**OBJECTIVE**
Copy out all the entries word for word.

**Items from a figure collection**
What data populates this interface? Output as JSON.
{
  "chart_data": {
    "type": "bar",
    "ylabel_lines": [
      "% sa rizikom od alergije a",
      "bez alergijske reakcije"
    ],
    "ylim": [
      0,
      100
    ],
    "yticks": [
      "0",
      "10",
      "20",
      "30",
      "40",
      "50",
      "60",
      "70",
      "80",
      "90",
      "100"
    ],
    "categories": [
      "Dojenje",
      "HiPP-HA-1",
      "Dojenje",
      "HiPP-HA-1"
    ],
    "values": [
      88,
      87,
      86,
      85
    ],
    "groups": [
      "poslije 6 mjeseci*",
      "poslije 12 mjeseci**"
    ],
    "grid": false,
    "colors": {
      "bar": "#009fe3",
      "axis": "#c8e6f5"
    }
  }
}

**FINAL RESULT**
What data populates this interface? Output as JSON.
{
  "chart_data": {
    "type": "bar",
    "ylabel_lines": [
      "% sa rizikom od alergije a",
      "bez alergijske reakcije"
    ],
    "ylim": [
      0,
      100
    ],
    "yticks": [
      "0",
      "10",
      "20",
      "30",
      "40",
      "50",
      "60",
      "70",
      "80",
      "90",
      "100"
    ],
    "categories": [
      "Dojenje",
      "HiPP-HA-1",
      "Dojenje",
      "HiPP-HA-1"
    ],
    "values": [
      88,
      87,
      86,
      85
    ],
    "groups": [
      "poslije 6 mjeseci*",
      "poslije 12 mjeseci**"
    ],
    "grid": false,
    "colors": {
      "bar": "#009fe3",
      "axis": "#c8e6f5"
    }
  }
}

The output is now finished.